**SHORT PROBLEM**
Select, from the material below, each line with "that" in it.

**PROVIDED MATERIAL**
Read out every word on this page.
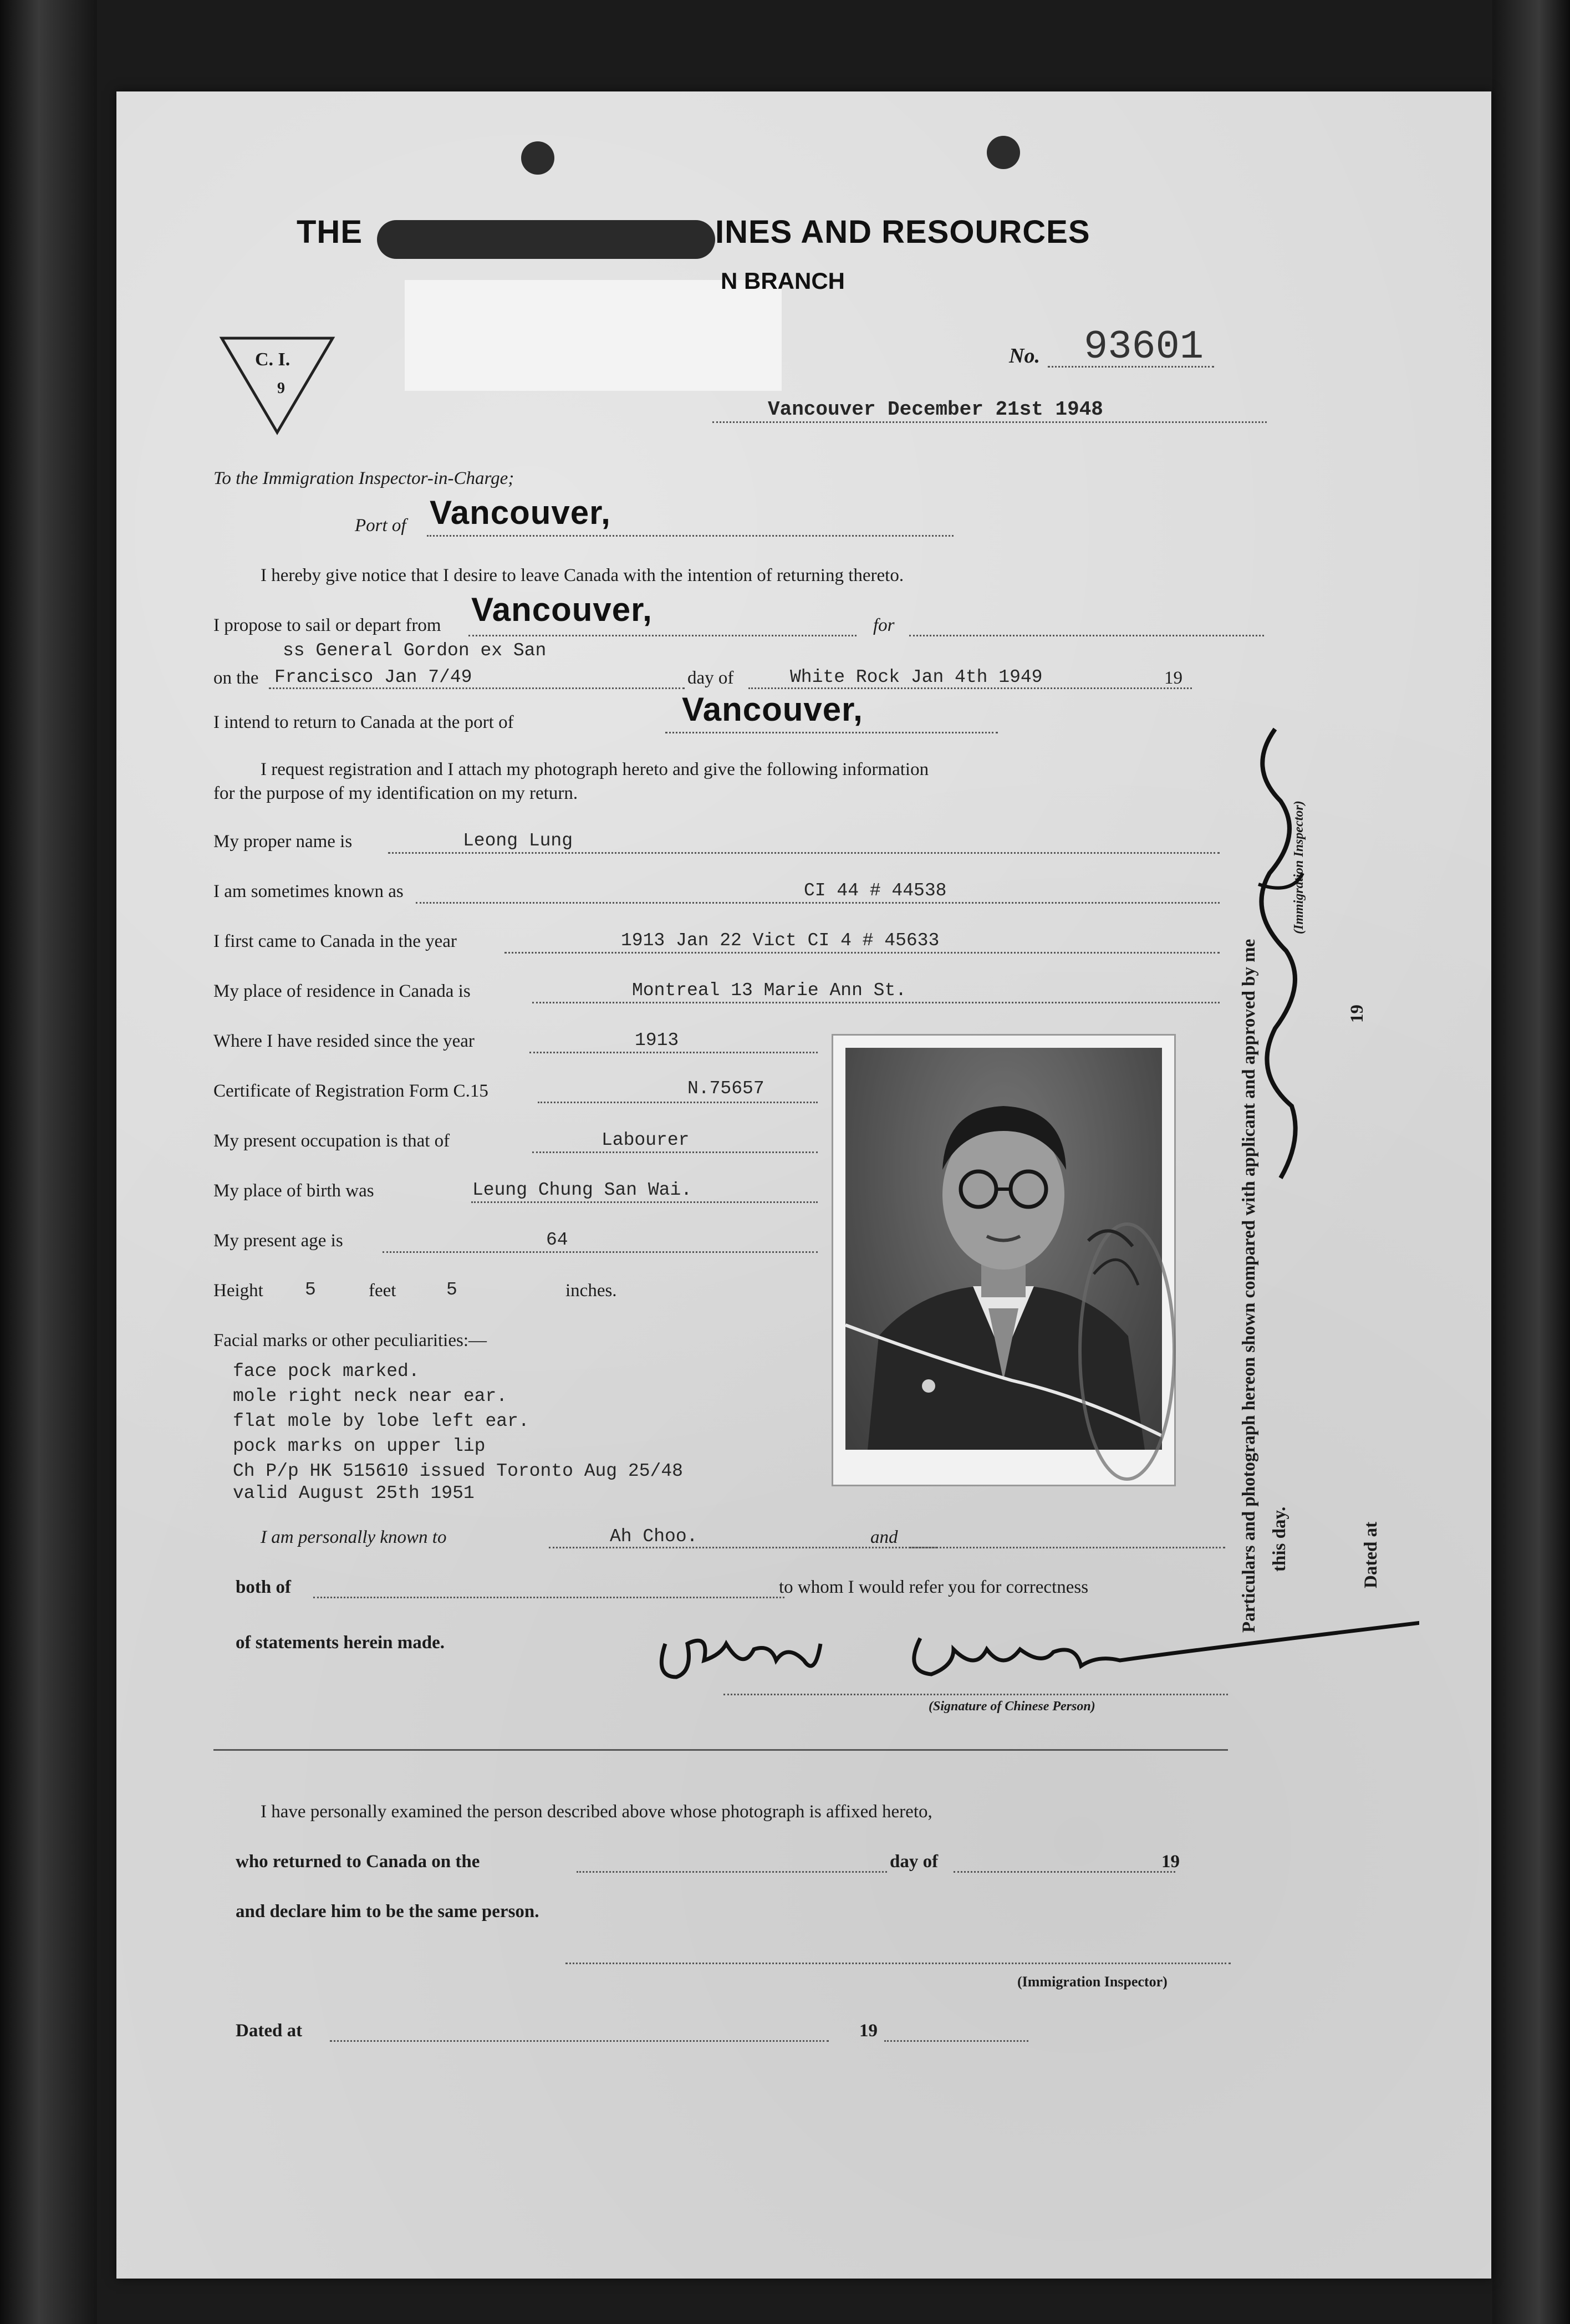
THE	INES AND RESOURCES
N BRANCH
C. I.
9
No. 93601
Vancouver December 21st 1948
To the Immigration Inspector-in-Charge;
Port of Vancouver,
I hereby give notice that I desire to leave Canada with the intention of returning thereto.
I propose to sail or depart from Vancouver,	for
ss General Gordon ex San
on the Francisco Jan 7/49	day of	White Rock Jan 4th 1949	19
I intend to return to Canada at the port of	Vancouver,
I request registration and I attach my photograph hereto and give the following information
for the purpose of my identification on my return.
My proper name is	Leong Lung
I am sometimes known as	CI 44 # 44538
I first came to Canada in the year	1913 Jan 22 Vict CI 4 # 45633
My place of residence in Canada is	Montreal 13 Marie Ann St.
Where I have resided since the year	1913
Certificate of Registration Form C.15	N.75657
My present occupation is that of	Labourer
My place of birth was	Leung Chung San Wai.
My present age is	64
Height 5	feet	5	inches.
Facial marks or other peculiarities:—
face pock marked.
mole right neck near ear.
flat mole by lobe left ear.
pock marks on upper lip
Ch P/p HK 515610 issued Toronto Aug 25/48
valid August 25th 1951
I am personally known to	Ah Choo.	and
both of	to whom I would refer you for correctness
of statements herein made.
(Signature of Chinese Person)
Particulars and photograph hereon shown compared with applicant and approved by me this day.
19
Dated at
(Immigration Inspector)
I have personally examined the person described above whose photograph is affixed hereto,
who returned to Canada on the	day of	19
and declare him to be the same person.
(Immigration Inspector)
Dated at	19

**COMPLETE RESPONSE**
I hereby give notice that I desire to leave Canada with the intention of returning thereto.
My present occupation is that of	Labourer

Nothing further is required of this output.